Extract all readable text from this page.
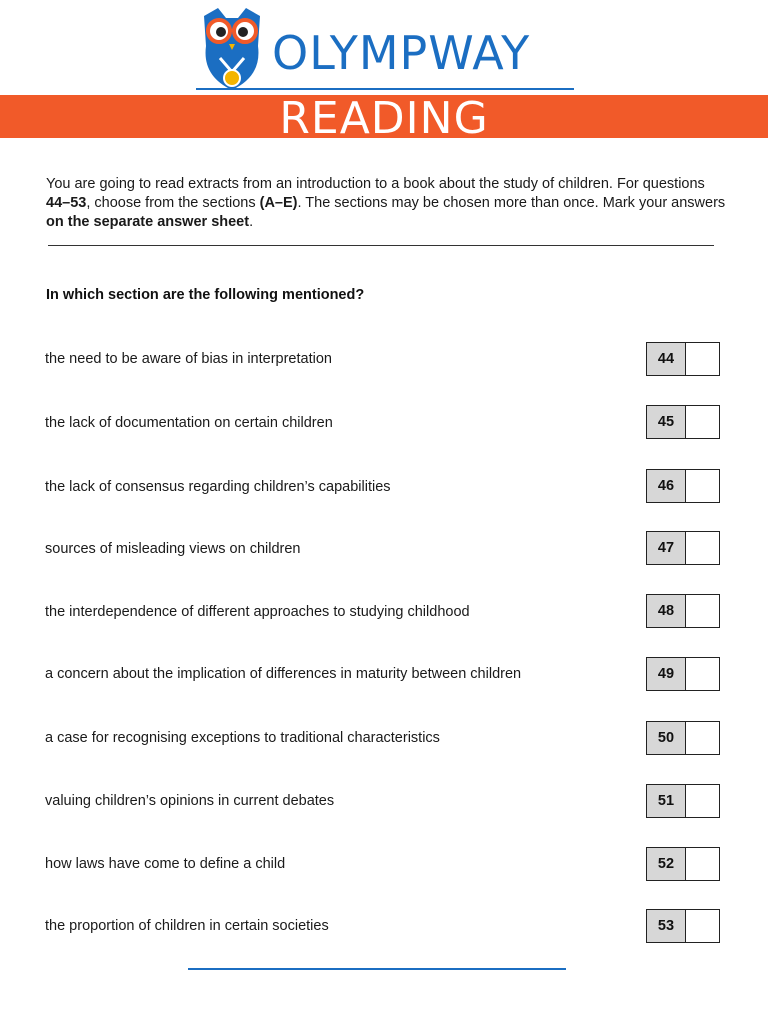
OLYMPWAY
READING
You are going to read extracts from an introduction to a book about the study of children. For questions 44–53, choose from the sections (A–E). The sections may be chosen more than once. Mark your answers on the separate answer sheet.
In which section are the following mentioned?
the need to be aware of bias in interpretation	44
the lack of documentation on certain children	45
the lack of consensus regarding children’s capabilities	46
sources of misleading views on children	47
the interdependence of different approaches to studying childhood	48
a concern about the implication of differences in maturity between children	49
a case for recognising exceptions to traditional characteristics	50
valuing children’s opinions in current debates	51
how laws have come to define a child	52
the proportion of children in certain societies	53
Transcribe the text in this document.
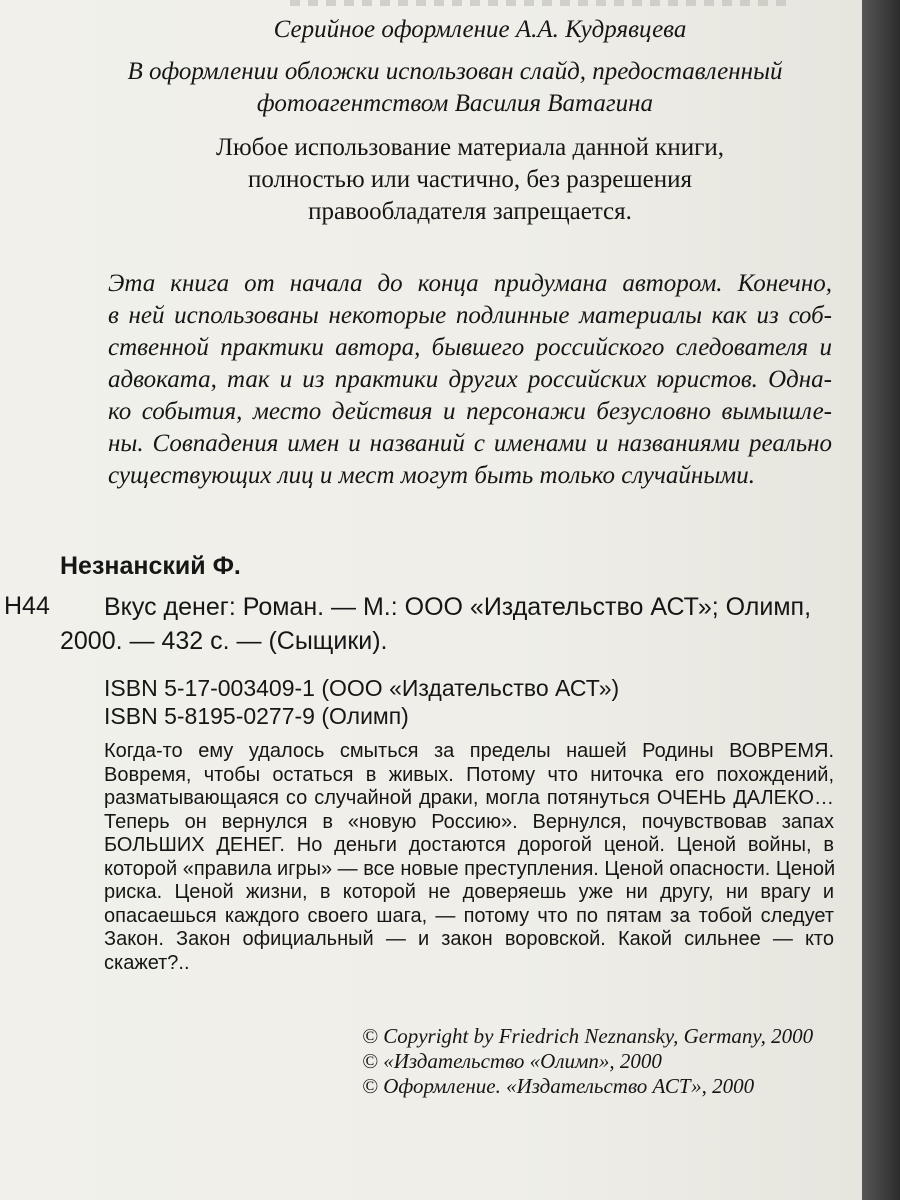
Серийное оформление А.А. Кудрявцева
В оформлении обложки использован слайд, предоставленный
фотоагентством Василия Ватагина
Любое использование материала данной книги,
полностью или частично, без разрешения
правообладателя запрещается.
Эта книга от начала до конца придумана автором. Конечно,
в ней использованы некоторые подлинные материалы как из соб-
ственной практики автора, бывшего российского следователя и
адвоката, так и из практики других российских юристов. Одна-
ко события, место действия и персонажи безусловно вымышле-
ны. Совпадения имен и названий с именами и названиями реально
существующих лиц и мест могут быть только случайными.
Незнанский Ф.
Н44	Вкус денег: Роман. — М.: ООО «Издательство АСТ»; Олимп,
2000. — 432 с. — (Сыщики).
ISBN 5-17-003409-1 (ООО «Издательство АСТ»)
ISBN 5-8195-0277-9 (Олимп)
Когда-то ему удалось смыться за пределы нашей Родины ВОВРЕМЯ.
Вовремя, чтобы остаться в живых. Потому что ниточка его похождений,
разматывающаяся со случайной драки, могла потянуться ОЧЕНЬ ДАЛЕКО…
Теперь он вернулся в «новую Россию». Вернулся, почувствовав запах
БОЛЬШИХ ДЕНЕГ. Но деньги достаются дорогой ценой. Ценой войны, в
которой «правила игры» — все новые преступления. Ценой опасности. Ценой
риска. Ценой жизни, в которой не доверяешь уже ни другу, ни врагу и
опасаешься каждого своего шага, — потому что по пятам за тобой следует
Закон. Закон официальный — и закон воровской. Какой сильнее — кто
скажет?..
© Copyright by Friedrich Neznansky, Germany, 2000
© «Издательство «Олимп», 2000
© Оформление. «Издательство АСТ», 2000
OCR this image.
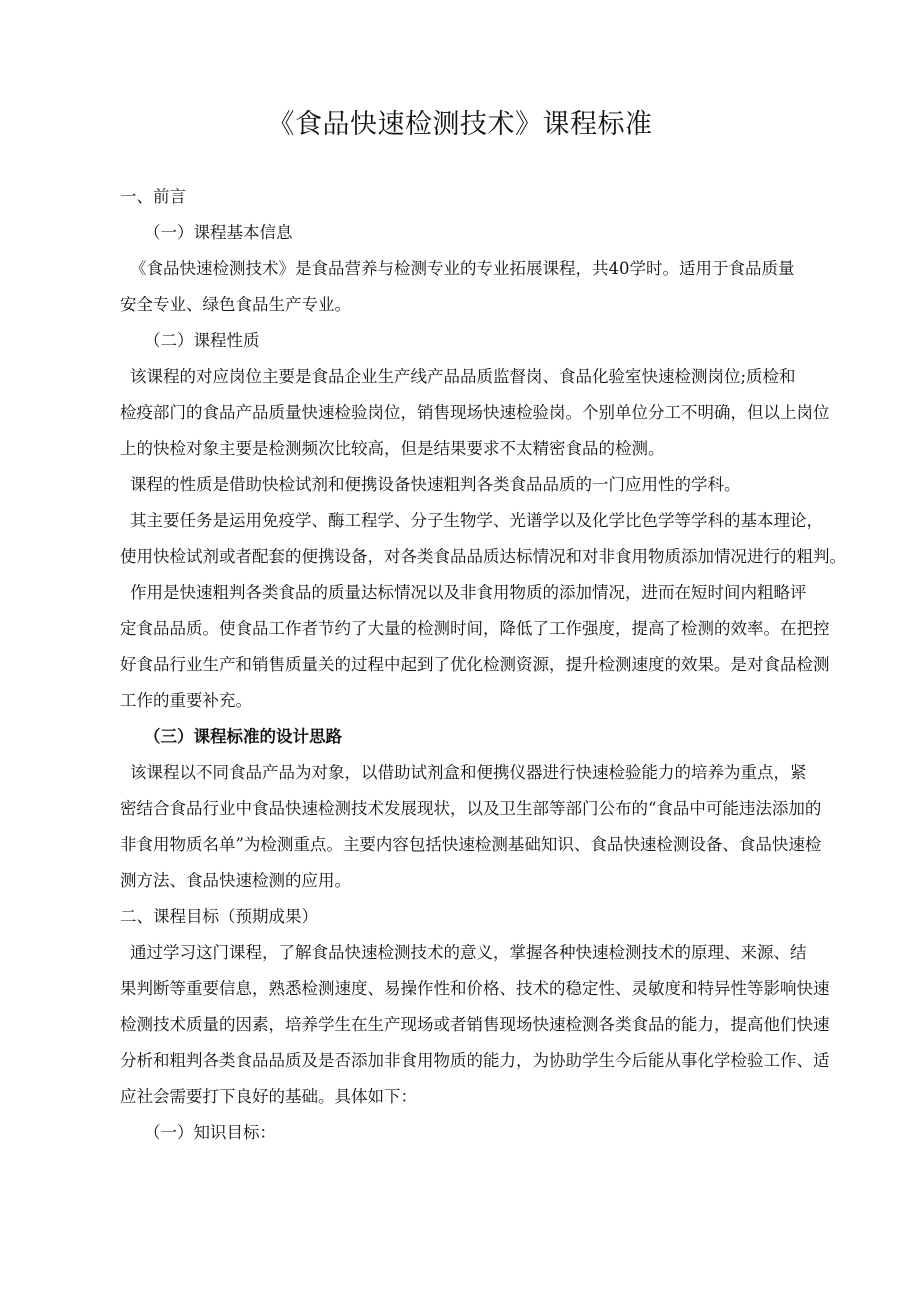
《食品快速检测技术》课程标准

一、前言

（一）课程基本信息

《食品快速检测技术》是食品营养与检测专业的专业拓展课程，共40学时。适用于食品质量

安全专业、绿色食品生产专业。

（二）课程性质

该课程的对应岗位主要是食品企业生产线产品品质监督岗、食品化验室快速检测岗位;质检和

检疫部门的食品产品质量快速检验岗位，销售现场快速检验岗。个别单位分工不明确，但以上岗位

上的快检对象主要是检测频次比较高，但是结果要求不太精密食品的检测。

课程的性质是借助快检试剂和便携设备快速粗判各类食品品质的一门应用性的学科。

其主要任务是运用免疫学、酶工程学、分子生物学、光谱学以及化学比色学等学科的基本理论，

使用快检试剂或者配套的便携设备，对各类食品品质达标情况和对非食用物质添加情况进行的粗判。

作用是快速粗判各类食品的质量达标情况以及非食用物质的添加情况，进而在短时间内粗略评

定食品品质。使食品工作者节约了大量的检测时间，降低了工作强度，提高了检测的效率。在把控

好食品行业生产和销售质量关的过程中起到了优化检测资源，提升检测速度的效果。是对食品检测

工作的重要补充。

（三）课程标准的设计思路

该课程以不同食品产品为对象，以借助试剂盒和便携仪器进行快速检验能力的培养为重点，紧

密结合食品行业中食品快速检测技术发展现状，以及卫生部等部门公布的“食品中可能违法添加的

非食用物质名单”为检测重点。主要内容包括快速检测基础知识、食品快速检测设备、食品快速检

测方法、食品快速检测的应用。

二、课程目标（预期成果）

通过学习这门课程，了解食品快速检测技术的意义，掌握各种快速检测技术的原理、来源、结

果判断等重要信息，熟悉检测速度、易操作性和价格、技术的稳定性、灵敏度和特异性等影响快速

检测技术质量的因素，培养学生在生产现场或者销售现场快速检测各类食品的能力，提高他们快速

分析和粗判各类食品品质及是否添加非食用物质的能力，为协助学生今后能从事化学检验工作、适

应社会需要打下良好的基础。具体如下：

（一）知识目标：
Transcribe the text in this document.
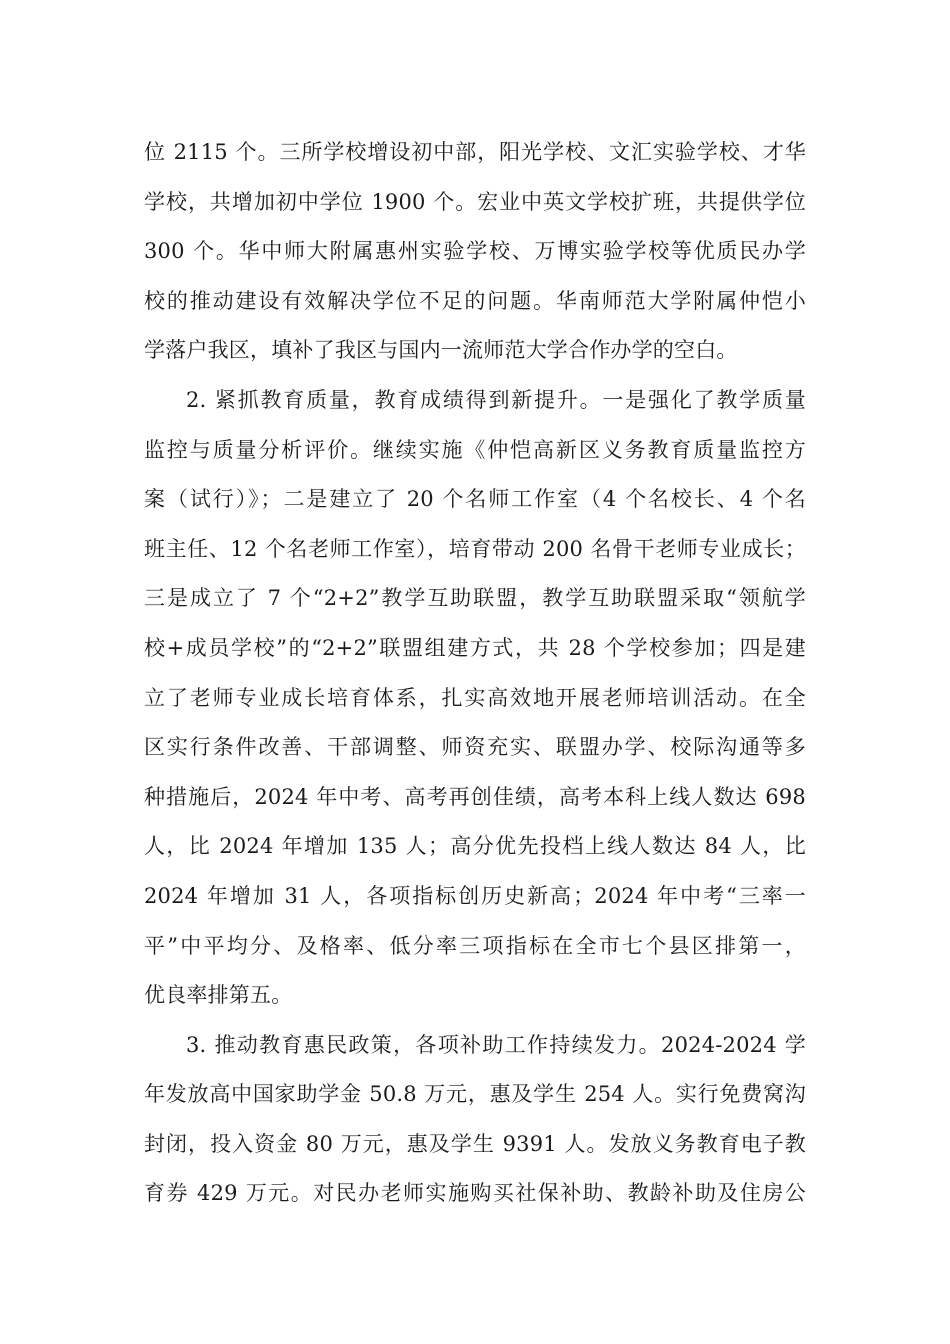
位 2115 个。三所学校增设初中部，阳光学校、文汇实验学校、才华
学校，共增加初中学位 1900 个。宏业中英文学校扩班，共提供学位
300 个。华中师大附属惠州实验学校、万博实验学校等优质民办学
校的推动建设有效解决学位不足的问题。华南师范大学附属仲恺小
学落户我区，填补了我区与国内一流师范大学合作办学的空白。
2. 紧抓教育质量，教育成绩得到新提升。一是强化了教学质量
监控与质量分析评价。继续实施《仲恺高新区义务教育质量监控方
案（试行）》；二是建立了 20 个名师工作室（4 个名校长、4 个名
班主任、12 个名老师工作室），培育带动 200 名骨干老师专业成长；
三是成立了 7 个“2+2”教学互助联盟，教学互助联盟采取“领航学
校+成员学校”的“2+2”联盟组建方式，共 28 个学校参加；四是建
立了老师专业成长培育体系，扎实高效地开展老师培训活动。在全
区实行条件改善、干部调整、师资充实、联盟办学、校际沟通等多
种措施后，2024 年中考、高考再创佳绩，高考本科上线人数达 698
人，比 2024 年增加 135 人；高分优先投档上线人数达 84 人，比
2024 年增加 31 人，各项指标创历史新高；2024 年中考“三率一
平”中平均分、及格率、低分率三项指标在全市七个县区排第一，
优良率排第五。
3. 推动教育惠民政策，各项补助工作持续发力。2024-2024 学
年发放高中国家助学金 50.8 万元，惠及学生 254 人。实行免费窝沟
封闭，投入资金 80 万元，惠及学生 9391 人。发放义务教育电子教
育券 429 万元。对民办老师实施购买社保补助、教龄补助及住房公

GIVEN INSTRUCTION —
Retype every entry verbatim and exclude the pictures from the copy.

SOLVED EXERCISE —
Extract all readable text from this page.
OLYMPWAY
READING
You are going to read extracts from an introduction to a book about the study of children. For questions 44–53, choose from the sections (A–E). The sections may be chosen more than once. Mark your answers on the separate answer sheet.
In which section are the following mentioned?
the need to be aware of bias in interpretation	44
the lack of documentation on certain children	45
the lack of consensus regarding children’s capabilities	46
sources of misleading views on children	47
the interdependence of different approaches to studying childhood	48
a concern about the implication of differences in maturity between children	49
a case for recognising exceptions to traditional characteristics	50
valuing children’s opinions in current debates	51
how laws have come to define a child	52
the proportion of children in certain societies	53
Transcribe the text in this document.
Серийное оформление А.А. Кудрявцева
В оформлении обложки использован слайд, предоставленный
фотоагентством Василия Ватагина
Любое использование материала данной книги,
полностью или частично, без разрешения
правообладателя запрещается.
Эта книга от начала до конца придумана автором. Конечно,
в ней использованы некоторые подлинные материалы как из соб-
ственной практики автора, бывшего российского следователя и
адвоката, так и из практики других российских юристов. Одна-
ко события, место действия и персонажи безусловно вымышле-
ны. Совпадения имен и названий с именами и названиями реально
существующих лиц и мест могут быть только случайными.
Незнанский Ф.
Н44	Вкус денег: Роман. — М.: ООО «Издательство АСТ»; Олимп,
2000. — 432 с. — (Сыщики).
ISBN 5-17-003409-1 (ООО «Издательство АСТ»)
ISBN 5-8195-0277-9 (Олимп)
Когда-то ему удалось смыться за пределы нашей Родины ВОВРЕМЯ.
Вовремя, чтобы остаться в живых. Потому что ниточка его похождений,
разматывающаяся со случайной драки, могла потянуться ОЧЕНЬ ДАЛЕКО…
Теперь он вернулся в «новую Россию». Вернулся, почувствовав запах
БОЛЬШИХ ДЕНЕГ. Но деньги достаются дорогой ценой. Ценой войны, в
которой «правила игры» — все новые преступления. Ценой опасности. Ценой
риска. Ценой жизни, в которой не доверяешь уже ни другу, ни врагу и
опасаешься каждого своего шага, — потому что по пятам за тобой следует
Закон. Закон официальный — и закон воровской. Какой сильнее — кто
скажет?..
© Copyright by Friedrich Neznansky, Germany, 2000
© «Издательство «Олимп», 2000
© Оформление. «Издательство АСТ», 2000
OCR this image.
《食品快速检测技术》课程标准

一、前言

（一）课程基本信息

《食品快速检测技术》是食品营养与检测专业的专业拓展课程，共40学时。适用于食品质量

安全专业、绿色食品生产专业。

（二）课程性质

该课程的对应岗位主要是食品企业生产线产品品质监督岗、食品化验室快速检测岗位;质检和

检疫部门的食品产品质量快速检验岗位，销售现场快速检验岗。个别单位分工不明确，但以上岗位

上的快检对象主要是检测频次比较高，但是结果要求不太精密食品的检测。

课程的性质是借助快检试剂和便携设备快速粗判各类食品品质的一门应用性的学科。

其主要任务是运用免疫学、酶工程学、分子生物学、光谱学以及化学比色学等学科的基本理论，

使用快检试剂或者配套的便携设备，对各类食品品质达标情况和对非食用物质添加情况进行的粗判。

作用是快速粗判各类食品的质量达标情况以及非食用物质的添加情况，进而在短时间内粗略评

定食品品质。使食品工作者节约了大量的检测时间，降低了工作强度，提高了检测的效率。在把控

好食品行业生产和销售质量关的过程中起到了优化检测资源，提升检测速度的效果。是对食品检测

工作的重要补充。

（三）课程标准的设计思路

该课程以不同食品产品为对象，以借助试剂盒和便携仪器进行快速检验能力的培养为重点，紧

密结合食品行业中食品快速检测技术发展现状，以及卫生部等部门公布的“食品中可能违法添加的

非食用物质名单”为检测重点。主要内容包括快速检测基础知识、食品快速检测设备、食品快速检

测方法、食品快速检测的应用。

二、课程目标（预期成果）

通过学习这门课程，了解食品快速检测技术的意义，掌握各种快速检测技术的原理、来源、结

果判断等重要信息，熟悉检测速度、易操作性和价格、技术的稳定性、灵敏度和特异性等影响快速

检测技术质量的因素，培养学生在生产现场或者销售现场快速检测各类食品的能力，提高他们快速

分析和粗判各类食品品质及是否添加非食用物质的能力，为协助学生今后能从事化学检验工作、适

应社会需要打下良好的基础。具体如下：

（一）知识目标：
Transcribe the text in this document.
位 2115 个。三所学校增设初中部，阳光学校、文汇实验学校、才华
学校，共增加初中学位 1900 个。宏业中英文学校扩班，共提供学位
300 个。华中师大附属惠州实验学校、万博实验学校等优质民办学
校的推动建设有效解决学位不足的问题。华南师范大学附属仲恺小
学落户我区，填补了我区与国内一流师范大学合作办学的空白。
2. 紧抓教育质量，教育成绩得到新提升。一是强化了教学质量
监控与质量分析评价。继续实施《仲恺高新区义务教育质量监控方
案（试行）》；二是建立了 20 个名师工作室（4 个名校长、4 个名
班主任、12 个名老师工作室），培育带动 200 名骨干老师专业成长；
三是成立了 7 个“2+2”教学互助联盟，教学互助联盟采取“领航学
校+成员学校”的“2+2”联盟组建方式，共 28 个学校参加；四是建
立了老师专业成长培育体系，扎实高效地开展老师培训活动。在全
区实行条件改善、干部调整、师资充实、联盟办学、校际沟通等多
种措施后，2024 年中考、高考再创佳绩，高考本科上线人数达 698
人，比 2024 年增加 135 人；高分优先投档上线人数达 84 人，比
2024 年增加 31 人，各项指标创历史新高；2024 年中考“三率一
平”中平均分、及格率、低分率三项指标在全市七个县区排第一，
优良率排第五。
3. 推动教育惠民政策，各项补助工作持续发力。2024-2024 学
年发放高中国家助学金 50.8 万元，惠及学生 254 人。实行免费窝沟
封闭，投入资金 80 万元，惠及学生 9391 人。发放义务教育电子教
育券 429 万元。对民办老师实施购买社保补助、教龄补助及住房公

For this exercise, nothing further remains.